** Start Raw records **

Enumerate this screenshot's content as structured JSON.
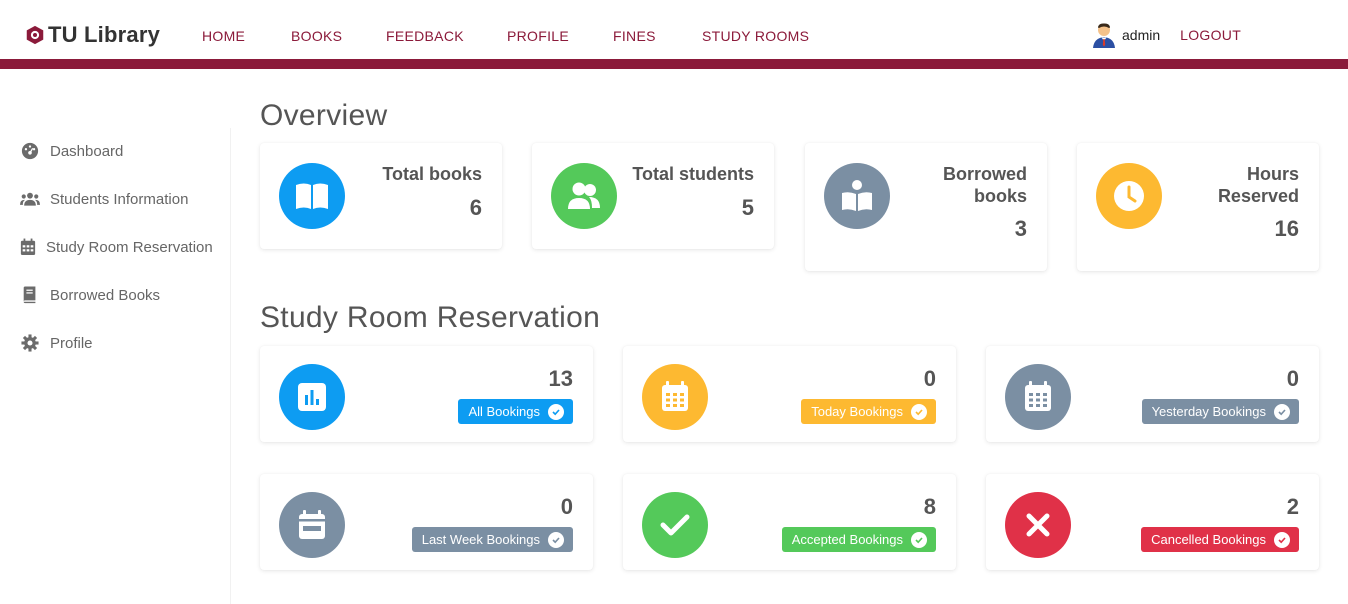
{
  "brand": {
    "name": "TU Library",
    "color": "#8b1a3a"
  },
  "nav": {
    "items": [
      {
        "label": "HOME"
      },
      {
        "label": "BOOKS"
      },
      {
        "label": "FEEDBACK"
      },
      {
        "label": "PROFILE"
      },
      {
        "label": "FINES"
      },
      {
        "label": "STUDY ROOMS"
      }
    ],
    "user": "admin",
    "logout": "LOGOUT"
  },
  "sidebar": {
    "items": [
      {
        "label": "Dashboard",
        "icon": "dashboard-icon"
      },
      {
        "label": "Students Information",
        "icon": "users-icon"
      },
      {
        "label": "Study Room Reservation",
        "icon": "calendar-icon"
      },
      {
        "label": "Borrowed Books",
        "icon": "book-icon"
      },
      {
        "label": "Profile",
        "icon": "gear-icon"
      }
    ]
  },
  "overview": {
    "title": "Overview",
    "cards": [
      {
        "label": "Total books",
        "value": "6",
        "color": "#0d9cf2",
        "icon": "open-book-icon"
      },
      {
        "label": "Total students",
        "value": "5",
        "color": "#54c95a",
        "icon": "users-icon"
      },
      {
        "label": "Borrowed books",
        "value": "3",
        "color": "#7b8fa3",
        "icon": "reader-icon"
      },
      {
        "label": "Hours Reserved",
        "value": "16",
        "color": "#fdb931",
        "icon": "clock-icon"
      }
    ]
  },
  "reservations": {
    "title": "Study Room Reservation",
    "cards": [
      {
        "label": "All Bookings",
        "value": "13",
        "color": "#0d9cf2",
        "icon": "chart-icon"
      },
      {
        "label": "Today Bookings",
        "value": "0",
        "color": "#fdb931",
        "icon": "calendar-icon"
      },
      {
        "label": "Yesterday Bookings",
        "value": "0",
        "color": "#7b8fa3",
        "icon": "calendar-icon"
      },
      {
        "label": "Last Week Bookings",
        "value": "0",
        "color": "#7b8fa3",
        "icon": "calendar-week-icon"
      },
      {
        "label": "Accepted Bookings",
        "value": "8",
        "color": "#54c95a",
        "icon": "check-icon"
      },
      {
        "label": "Cancelled Bookings",
        "value": "2",
        "color": "#e03148",
        "icon": "x-icon"
      }
    ]
  }
}
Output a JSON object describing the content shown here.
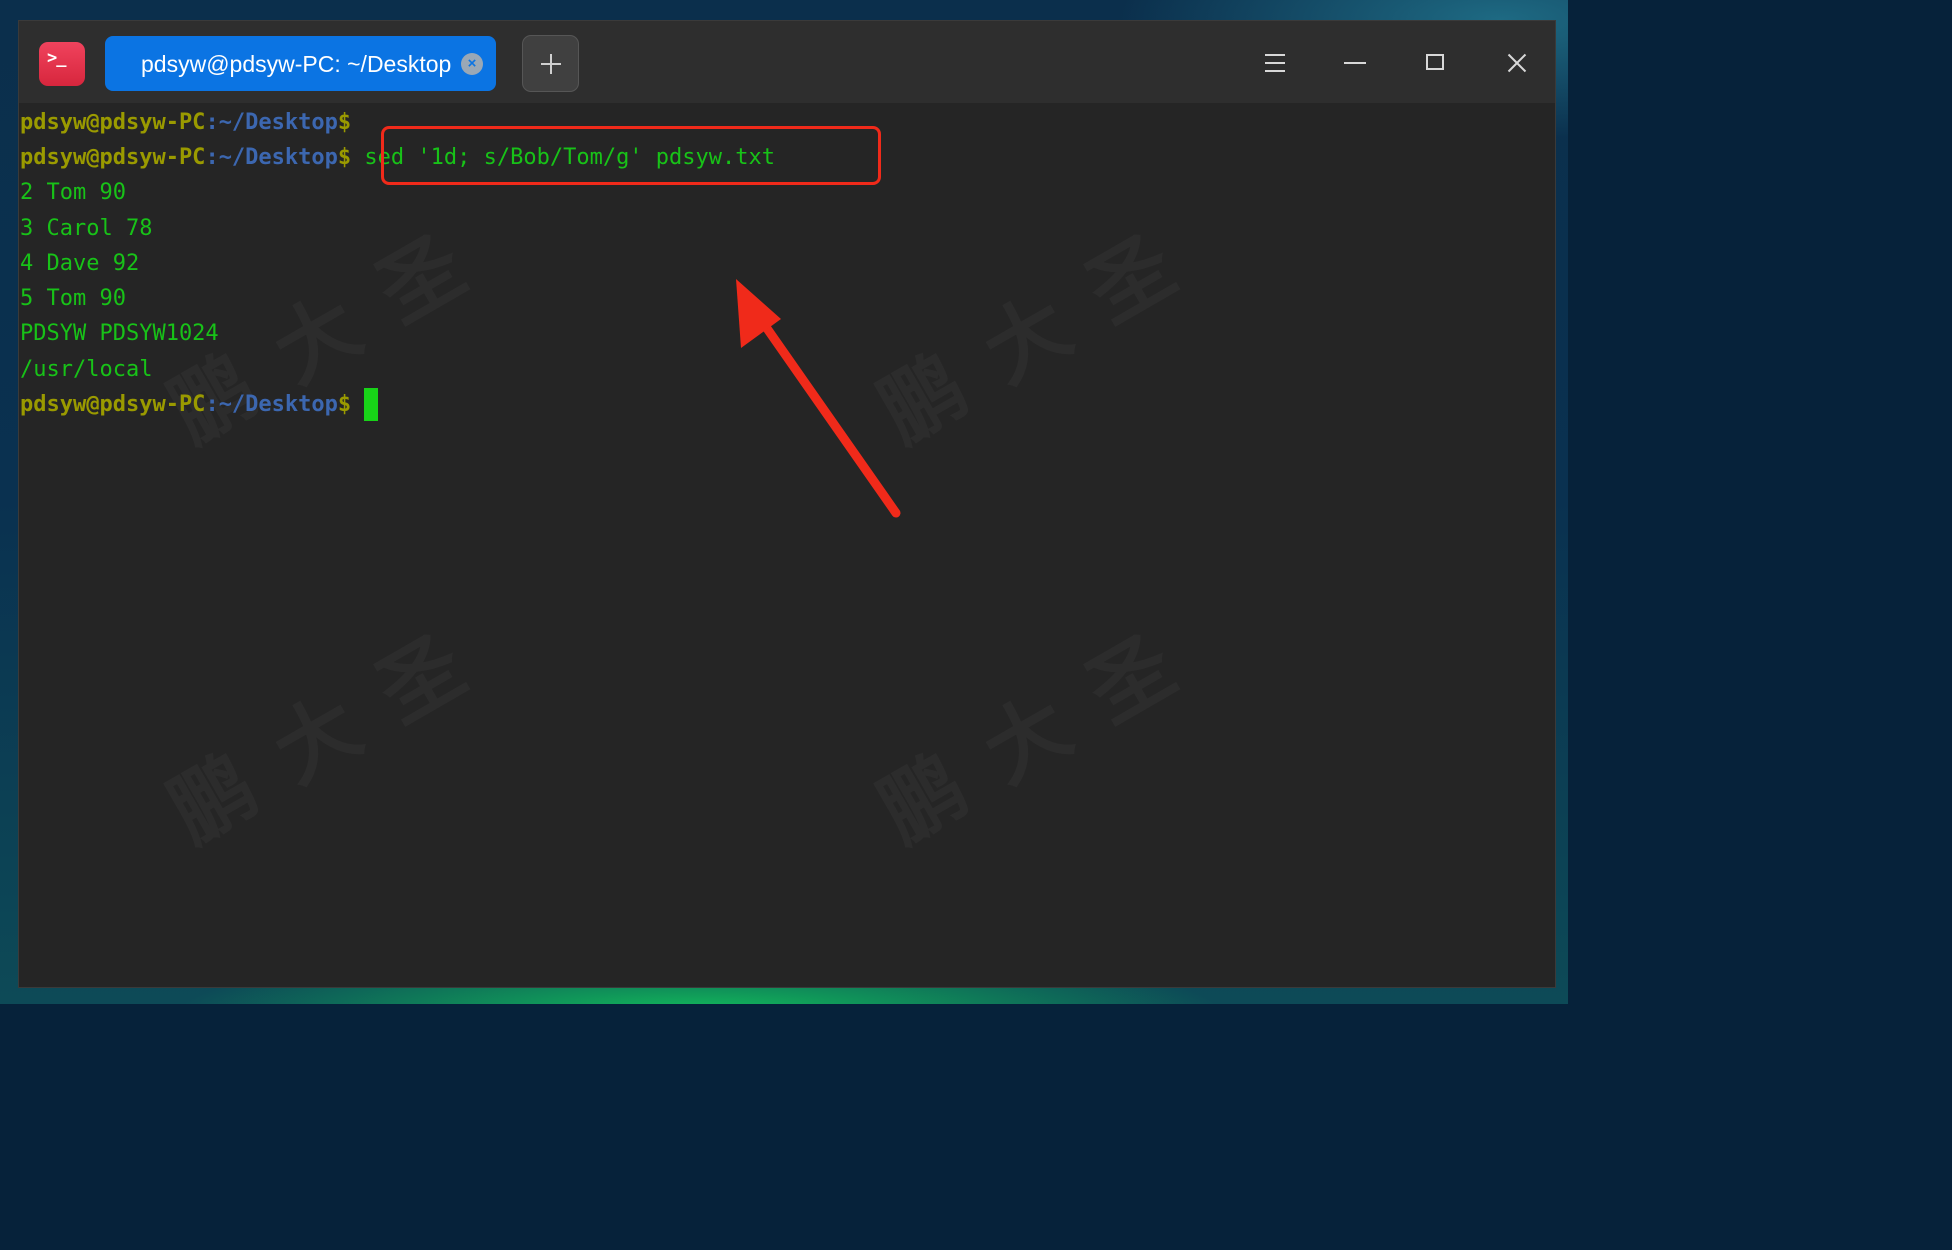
{
  "window": {
    "app_icon_glyph": ">_",
    "tab": {
      "label": "pdsyw@pdsyw-PC: ~/Desktop",
      "close_glyph": "×"
    },
    "controls": [
      "menu-icon",
      "minimize-icon",
      "maximize-icon",
      "close-icon"
    ]
  },
  "prompt": {
    "user": "pdsyw@pdsyw-PC",
    "colon": ":",
    "path": "~/Desktop",
    "dollar": "$"
  },
  "command": "sed '1d; s/Bob/Tom/g' pdsyw.txt",
  "output": [
    "2 Tom 90",
    "3 Carol 78",
    "4 Dave 92",
    "5 Tom 90",
    "PDSYW PDSYW1024",
    "/usr/local"
  ],
  "watermark": "鹏大圣",
  "colors": {
    "annotation": "#f02a1a",
    "tab_active": "#0b74e3",
    "terminal_text": "#18c218"
  }
}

** End Raw records **

:: Objective ::
Using the data above, write out every line exactly, leaving the images behind.

:: Reply ::
Enumerate this screenshot's content as structured JSON.
{
  "brand": {
    "name": "TU Library",
    "color": "#8b1a3a"
  },
  "nav": {
    "items": [
      {
        "label": "HOME"
      },
      {
        "label": "BOOKS"
      },
      {
        "label": "FEEDBACK"
      },
      {
        "label": "PROFILE"
      },
      {
        "label": "FINES"
      },
      {
        "label": "STUDY ROOMS"
      }
    ],
    "user": "admin",
    "logout": "LOGOUT"
  },
  "sidebar": {
    "items": [
      {
        "label": "Dashboard",
        "icon": "dashboard-icon"
      },
      {
        "label": "Students Information",
        "icon": "users-icon"
      },
      {
        "label": "Study Room Reservation",
        "icon": "calendar-icon"
      },
      {
        "label": "Borrowed Books",
        "icon": "book-icon"
      },
      {
        "label": "Profile",
        "icon": "gear-icon"
      }
    ]
  },
  "overview": {
    "title": "Overview",
    "cards": [
      {
        "label": "Total books",
        "value": "6",
        "color": "#0d9cf2",
        "icon": "open-book-icon"
      },
      {
        "label": "Total students",
        "value": "5",
        "color": "#54c95a",
        "icon": "users-icon"
      },
      {
        "label": "Borrowed books",
        "value": "3",
        "color": "#7b8fa3",
        "icon": "reader-icon"
      },
      {
        "label": "Hours Reserved",
        "value": "16",
        "color": "#fdb931",
        "icon": "clock-icon"
      }
    ]
  },
  "reservations": {
    "title": "Study Room Reservation",
    "cards": [
      {
        "label": "All Bookings",
        "value": "13",
        "color": "#0d9cf2",
        "icon": "chart-icon"
      },
      {
        "label": "Today Bookings",
        "value": "0",
        "color": "#fdb931",
        "icon": "calendar-icon"
      },
      {
        "label": "Yesterday Bookings",
        "value": "0",
        "color": "#7b8fa3",
        "icon": "calendar-icon"
      },
      {
        "label": "Last Week Bookings",
        "value": "0",
        "color": "#7b8fa3",
        "icon": "calendar-week-icon"
      },
      {
        "label": "Accepted Bookings",
        "value": "8",
        "color": "#54c95a",
        "icon": "check-icon"
      },
      {
        "label": "Cancelled Bookings",
        "value": "2",
        "color": "#e03148",
        "icon": "x-icon"
      }
    ]
  }
}
Output a JSON object describing the content shown here.
{
  "window": {
    "app_icon_glyph": ">_",
    "tab": {
      "label": "pdsyw@pdsyw-PC: ~/Desktop",
      "close_glyph": "×"
    },
    "controls": [
      "menu-icon",
      "minimize-icon",
      "maximize-icon",
      "close-icon"
    ]
  },
  "prompt": {
    "user": "pdsyw@pdsyw-PC",
    "colon": ":",
    "path": "~/Desktop",
    "dollar": "$"
  },
  "command": "sed '1d; s/Bob/Tom/g' pdsyw.txt",
  "output": [
    "2 Tom 90",
    "3 Carol 78",
    "4 Dave 92",
    "5 Tom 90",
    "PDSYW PDSYW1024",
    "/usr/local"
  ],
  "watermark": "鹏大圣",
  "colors": {
    "annotation": "#f02a1a",
    "tab_active": "#0b74e3",
    "terminal_text": "#18c218"
  }
}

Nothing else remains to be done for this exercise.